PROBLEM STATEMENT
Look for the word "JSON" in the entries below, then copy every line that has it.

─── PROVIDED INFORMATION ───

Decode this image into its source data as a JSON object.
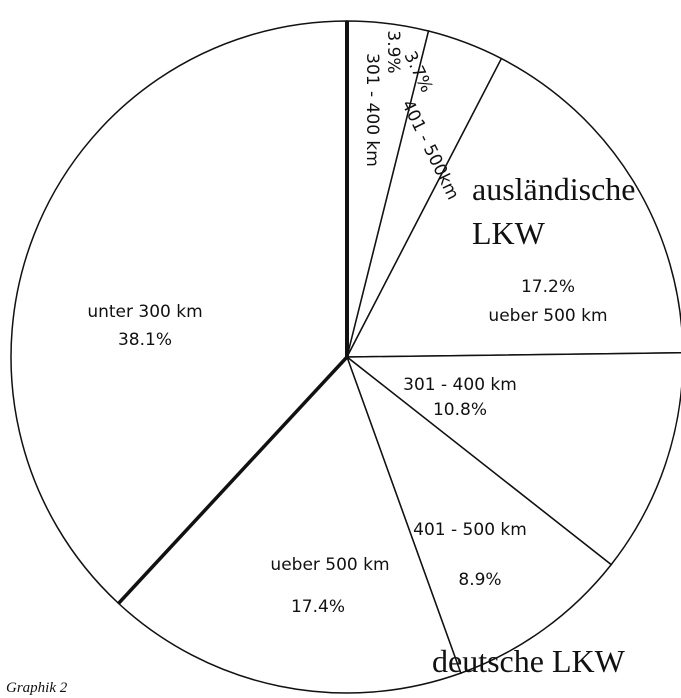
{
  "chart_data": {
    "type": "pie",
    "categories": [
      "301 - 400 km",
      "401 - 500km",
      "ueber 500 km",
      "301 - 400 km",
      "401 - 500 km",
      "ueber 500 km",
      "unter 300 km"
    ],
    "values": [
      3.9,
      3.7,
      17.2,
      10.8,
      8.9,
      17.4,
      38.1
    ],
    "value_labels": [
      "3.9%",
      "3.7%",
      "17.2%",
      "10.8%",
      "8.9%",
      "17.4%",
      "38.1%"
    ],
    "color": "#ffffff",
    "annotations": [
      "ausländische",
      "LKW",
      "deutsche LKW"
    ],
    "caption": "Graphik 2"
  }
}
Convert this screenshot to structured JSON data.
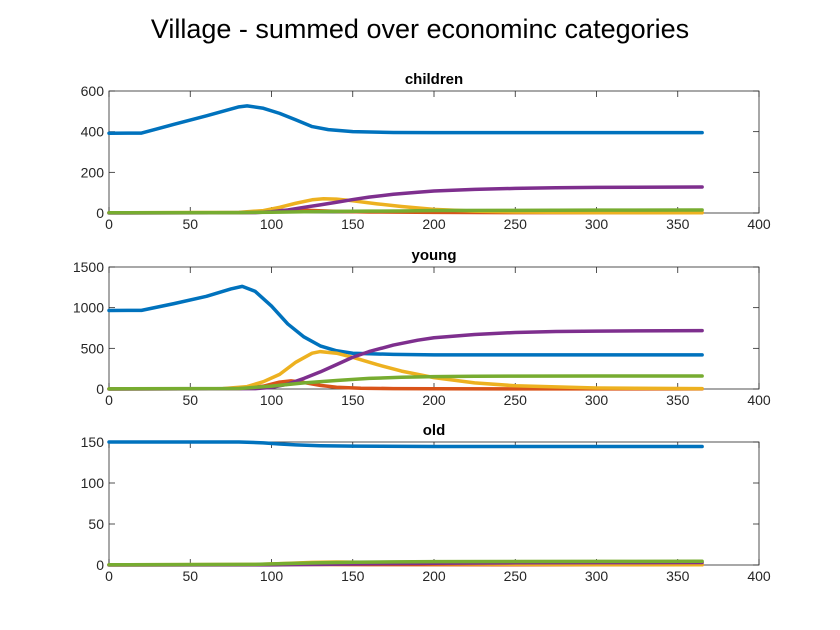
{
  "figure_title": "Village - summed over econominc categories",
  "colors": {
    "s1": "#0072BD",
    "s2": "#D95319",
    "s3": "#EDB120",
    "s4": "#7E2F8E",
    "s5": "#77AC30",
    "axis": "#262626"
  },
  "chart_data": [
    {
      "type": "line",
      "title": "children",
      "xlabel": "",
      "ylabel": "",
      "xlim": [
        0,
        400
      ],
      "ylim": [
        0,
        600
      ],
      "xticks": [
        0,
        50,
        100,
        150,
        200,
        250,
        300,
        350,
        400
      ],
      "yticks": [
        0,
        200,
        400,
        600
      ],
      "grid": false,
      "legend": "none",
      "series": [
        {
          "color_key": "s1",
          "points": [
            [
              0,
              392
            ],
            [
              20,
              393
            ],
            [
              40,
              436
            ],
            [
              60,
              478
            ],
            [
              80,
              522
            ],
            [
              85,
              527
            ],
            [
              95,
              515
            ],
            [
              105,
              490
            ],
            [
              115,
              458
            ],
            [
              125,
              425
            ],
            [
              135,
              410
            ],
            [
              150,
              400
            ],
            [
              175,
              396
            ],
            [
              200,
              395
            ],
            [
              250,
              395
            ],
            [
              300,
              395
            ],
            [
              365,
              395
            ]
          ]
        },
        {
          "color_key": "s2",
          "points": [
            [
              0,
              1
            ],
            [
              80,
              2
            ],
            [
              95,
              6
            ],
            [
              105,
              12
            ],
            [
              115,
              15
            ],
            [
              125,
              12
            ],
            [
              140,
              8
            ],
            [
              160,
              5
            ],
            [
              200,
              3
            ],
            [
              250,
              2
            ],
            [
              300,
              2
            ],
            [
              365,
              2
            ]
          ]
        },
        {
          "color_key": "s3",
          "points": [
            [
              0,
              1
            ],
            [
              80,
              3
            ],
            [
              95,
              12
            ],
            [
              105,
              28
            ],
            [
              115,
              48
            ],
            [
              125,
              65
            ],
            [
              132,
              70
            ],
            [
              140,
              68
            ],
            [
              150,
              60
            ],
            [
              165,
              45
            ],
            [
              180,
              32
            ],
            [
              200,
              18
            ],
            [
              225,
              9
            ],
            [
              250,
              5
            ],
            [
              300,
              2
            ],
            [
              365,
              1
            ]
          ]
        },
        {
          "color_key": "s4",
          "points": [
            [
              0,
              0
            ],
            [
              90,
              2
            ],
            [
              100,
              6
            ],
            [
              110,
              15
            ],
            [
              120,
              28
            ],
            [
              130,
              40
            ],
            [
              140,
              53
            ],
            [
              150,
              66
            ],
            [
              160,
              78
            ],
            [
              175,
              92
            ],
            [
              190,
              102
            ],
            [
              200,
              108
            ],
            [
              225,
              116
            ],
            [
              250,
              121
            ],
            [
              275,
              124
            ],
            [
              300,
              126
            ],
            [
              365,
              128
            ]
          ]
        },
        {
          "color_key": "s5",
          "points": [
            [
              0,
              1
            ],
            [
              80,
              2
            ],
            [
              100,
              4
            ],
            [
              120,
              6
            ],
            [
              140,
              8
            ],
            [
              160,
              9
            ],
            [
              180,
              10
            ],
            [
              200,
              12
            ],
            [
              250,
              13
            ],
            [
              300,
              14
            ],
            [
              365,
              15
            ]
          ]
        }
      ]
    },
    {
      "type": "line",
      "title": "young",
      "xlabel": "",
      "ylabel": "",
      "xlim": [
        0,
        400
      ],
      "ylim": [
        0,
        1500
      ],
      "xticks": [
        0,
        50,
        100,
        150,
        200,
        250,
        300,
        350,
        400
      ],
      "yticks": [
        0,
        500,
        1000,
        1500
      ],
      "grid": false,
      "legend": "none",
      "series": [
        {
          "color_key": "s1",
          "points": [
            [
              0,
              965
            ],
            [
              20,
              967
            ],
            [
              40,
              1050
            ],
            [
              60,
              1140
            ],
            [
              75,
              1230
            ],
            [
              82,
              1262
            ],
            [
              90,
              1200
            ],
            [
              100,
              1020
            ],
            [
              110,
              800
            ],
            [
              120,
              640
            ],
            [
              130,
              530
            ],
            [
              140,
              470
            ],
            [
              150,
              440
            ],
            [
              175,
              425
            ],
            [
              200,
              420
            ],
            [
              250,
              420
            ],
            [
              300,
              420
            ],
            [
              365,
              420
            ]
          ]
        },
        {
          "color_key": "s2",
          "points": [
            [
              0,
              2
            ],
            [
              80,
              4
            ],
            [
              95,
              35
            ],
            [
              105,
              85
            ],
            [
              112,
              100
            ],
            [
              120,
              80
            ],
            [
              130,
              45
            ],
            [
              140,
              22
            ],
            [
              155,
              10
            ],
            [
              175,
              5
            ],
            [
              200,
              3
            ],
            [
              250,
              2
            ],
            [
              365,
              2
            ]
          ]
        },
        {
          "color_key": "s3",
          "points": [
            [
              0,
              2
            ],
            [
              70,
              5
            ],
            [
              85,
              30
            ],
            [
              95,
              90
            ],
            [
              105,
              180
            ],
            [
              115,
              330
            ],
            [
              125,
              440
            ],
            [
              130,
              460
            ],
            [
              140,
              440
            ],
            [
              150,
              390
            ],
            [
              165,
              300
            ],
            [
              180,
              220
            ],
            [
              200,
              140
            ],
            [
              225,
              75
            ],
            [
              250,
              40
            ],
            [
              300,
              12
            ],
            [
              365,
              4
            ]
          ]
        },
        {
          "color_key": "s4",
          "points": [
            [
              0,
              0
            ],
            [
              90,
              4
            ],
            [
              100,
              20
            ],
            [
              110,
              60
            ],
            [
              120,
              130
            ],
            [
              130,
              210
            ],
            [
              140,
              300
            ],
            [
              150,
              390
            ],
            [
              160,
              460
            ],
            [
              175,
              540
            ],
            [
              190,
              600
            ],
            [
              200,
              630
            ],
            [
              225,
              670
            ],
            [
              250,
              695
            ],
            [
              275,
              707
            ],
            [
              300,
              712
            ],
            [
              365,
              718
            ]
          ]
        },
        {
          "color_key": "s5",
          "points": [
            [
              0,
              2
            ],
            [
              80,
              6
            ],
            [
              100,
              35
            ],
            [
              120,
              75
            ],
            [
              140,
              105
            ],
            [
              160,
              130
            ],
            [
              180,
              145
            ],
            [
              200,
              152
            ],
            [
              225,
              156
            ],
            [
              250,
              158
            ],
            [
              300,
              160
            ],
            [
              365,
              160
            ]
          ]
        }
      ]
    },
    {
      "type": "line",
      "title": "old",
      "xlabel": "",
      "ylabel": "",
      "xlim": [
        0,
        400
      ],
      "ylim": [
        0,
        150
      ],
      "xticks": [
        0,
        50,
        100,
        150,
        200,
        250,
        300,
        350,
        400
      ],
      "yticks": [
        0,
        50,
        100,
        150
      ],
      "grid": false,
      "legend": "none",
      "series": [
        {
          "color_key": "s1",
          "points": [
            [
              0,
              150
            ],
            [
              50,
              150
            ],
            [
              80,
              150
            ],
            [
              95,
              149
            ],
            [
              105,
              147.5
            ],
            [
              115,
              146.5
            ],
            [
              130,
              145.5
            ],
            [
              150,
              145
            ],
            [
              200,
              144.5
            ],
            [
              365,
              144.5
            ]
          ]
        },
        {
          "color_key": "s2",
          "points": [
            [
              0,
              0.2
            ],
            [
              90,
              0.4
            ],
            [
              110,
              0.8
            ],
            [
              130,
              0.6
            ],
            [
              160,
              0.4
            ],
            [
              365,
              0.3
            ]
          ]
        },
        {
          "color_key": "s3",
          "points": [
            [
              0,
              0.3
            ],
            [
              90,
              0.6
            ],
            [
              110,
              2
            ],
            [
              125,
              3.2
            ],
            [
              140,
              3.6
            ],
            [
              155,
              3.3
            ],
            [
              175,
              2.6
            ],
            [
              200,
              1.8
            ],
            [
              250,
              0.9
            ],
            [
              300,
              0.5
            ],
            [
              365,
              0.3
            ]
          ]
        },
        {
          "color_key": "s4",
          "points": [
            [
              0,
              0
            ],
            [
              100,
              0.2
            ],
            [
              130,
              0.8
            ],
            [
              160,
              1.5
            ],
            [
              200,
              2.2
            ],
            [
              250,
              2.7
            ],
            [
              300,
              2.9
            ],
            [
              365,
              3.0
            ]
          ]
        },
        {
          "color_key": "s5",
          "points": [
            [
              0,
              0.3
            ],
            [
              90,
              0.7
            ],
            [
              110,
              1.8
            ],
            [
              130,
              2.8
            ],
            [
              150,
              3.4
            ],
            [
              175,
              3.8
            ],
            [
              200,
              4.1
            ],
            [
              250,
              4.3
            ],
            [
              300,
              4.4
            ],
            [
              365,
              4.5
            ]
          ]
        }
      ]
    }
  ]
}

───

RESULT
Decode this image into its source data as a JSON object.
Convert this screenshot to structured JSON data.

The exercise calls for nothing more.